_Exercise task_: Will you transcribe the entries that follow, exactly and in full?
**** Data rows
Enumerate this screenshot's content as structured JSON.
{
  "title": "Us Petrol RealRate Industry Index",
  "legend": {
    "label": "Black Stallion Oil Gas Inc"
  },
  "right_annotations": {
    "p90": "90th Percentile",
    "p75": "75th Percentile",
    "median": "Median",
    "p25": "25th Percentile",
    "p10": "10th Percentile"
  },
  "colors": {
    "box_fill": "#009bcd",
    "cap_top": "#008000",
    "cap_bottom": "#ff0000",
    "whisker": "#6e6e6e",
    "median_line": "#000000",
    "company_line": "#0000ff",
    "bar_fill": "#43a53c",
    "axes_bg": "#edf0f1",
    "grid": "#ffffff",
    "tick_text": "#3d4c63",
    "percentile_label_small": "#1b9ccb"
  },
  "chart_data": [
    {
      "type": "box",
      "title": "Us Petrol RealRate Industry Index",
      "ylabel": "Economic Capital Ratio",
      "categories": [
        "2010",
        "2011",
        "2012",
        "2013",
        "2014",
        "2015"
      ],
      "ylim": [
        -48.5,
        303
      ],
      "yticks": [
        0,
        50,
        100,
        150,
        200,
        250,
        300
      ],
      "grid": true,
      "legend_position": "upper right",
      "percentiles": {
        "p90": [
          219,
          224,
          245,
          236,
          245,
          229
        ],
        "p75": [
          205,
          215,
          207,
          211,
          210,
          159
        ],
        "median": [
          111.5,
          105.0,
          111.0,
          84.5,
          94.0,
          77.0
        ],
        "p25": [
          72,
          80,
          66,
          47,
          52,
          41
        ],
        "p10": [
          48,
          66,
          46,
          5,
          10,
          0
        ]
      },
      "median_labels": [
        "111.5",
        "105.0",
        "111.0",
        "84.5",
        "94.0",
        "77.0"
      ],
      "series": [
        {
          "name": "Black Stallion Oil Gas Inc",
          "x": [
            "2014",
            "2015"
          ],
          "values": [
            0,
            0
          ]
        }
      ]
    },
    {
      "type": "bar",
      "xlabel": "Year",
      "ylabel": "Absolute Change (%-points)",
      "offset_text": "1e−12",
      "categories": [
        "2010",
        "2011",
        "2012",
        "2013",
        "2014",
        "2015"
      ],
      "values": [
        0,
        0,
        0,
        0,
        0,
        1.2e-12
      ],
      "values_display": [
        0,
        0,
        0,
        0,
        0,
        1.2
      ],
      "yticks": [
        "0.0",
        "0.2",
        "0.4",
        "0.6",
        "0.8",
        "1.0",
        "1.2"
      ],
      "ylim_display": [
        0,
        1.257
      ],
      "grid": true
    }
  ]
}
********
_Exercise output_:
Enumerate this screenshot's content as structured JSON.
{
  "title": "Us Petrol RealRate Industry Index",
  "legend": {
    "label": "Black Stallion Oil Gas Inc"
  },
  "right_annotations": {
    "p90": "90th Percentile",
    "p75": "75th Percentile",
    "median": "Median",
    "p25": "25th Percentile",
    "p10": "10th Percentile"
  },
  "colors": {
    "box_fill": "#009bcd",
    "cap_top": "#008000",
    "cap_bottom": "#ff0000",
    "whisker": "#6e6e6e",
    "median_line": "#000000",
    "company_line": "#0000ff",
    "bar_fill": "#43a53c",
    "axes_bg": "#edf0f1",
    "grid": "#ffffff",
    "tick_text": "#3d4c63",
    "percentile_label_small": "#1b9ccb"
  },
  "chart_data": [
    {
      "type": "box",
      "title": "Us Petrol RealRate Industry Index",
      "ylabel": "Economic Capital Ratio",
      "categories": [
        "2010",
        "2011",
        "2012",
        "2013",
        "2014",
        "2015"
      ],
      "ylim": [
        -48.5,
        303
      ],
      "yticks": [
        0,
        50,
        100,
        150,
        200,
        250,
        300
      ],
      "grid": true,
      "legend_position": "upper right",
      "percentiles": {
        "p90": [
          219,
          224,
          245,
          236,
          245,
          229
        ],
        "p75": [
          205,
          215,
          207,
          211,
          210,
          159
        ],
        "median": [
          111.5,
          105.0,
          111.0,
          84.5,
          94.0,
          77.0
        ],
        "p25": [
          72,
          80,
          66,
          47,
          52,
          41
        ],
        "p10": [
          48,
          66,
          46,
          5,
          10,
          0
        ]
      },
      "median_labels": [
        "111.5",
        "105.0",
        "111.0",
        "84.5",
        "94.0",
        "77.0"
      ],
      "series": [
        {
          "name": "Black Stallion Oil Gas Inc",
          "x": [
            "2014",
            "2015"
          ],
          "values": [
            0,
            0
          ]
        }
      ]
    },
    {
      "type": "bar",
      "xlabel": "Year",
      "ylabel": "Absolute Change (%-points)",
      "offset_text": "1e−12",
      "categories": [
        "2010",
        "2011",
        "2012",
        "2013",
        "2014",
        "2015"
      ],
      "values": [
        0,
        0,
        0,
        0,
        0,
        1.2e-12
      ],
      "values_display": [
        0,
        0,
        0,
        0,
        0,
        1.2
      ],
      "yticks": [
        "0.0",
        "0.2",
        "0.4",
        "0.6",
        "0.8",
        "1.0",
        "1.2"
      ],
      "ylim_display": [
        0,
        1.257
      ],
      "grid": true
    }
  ]
}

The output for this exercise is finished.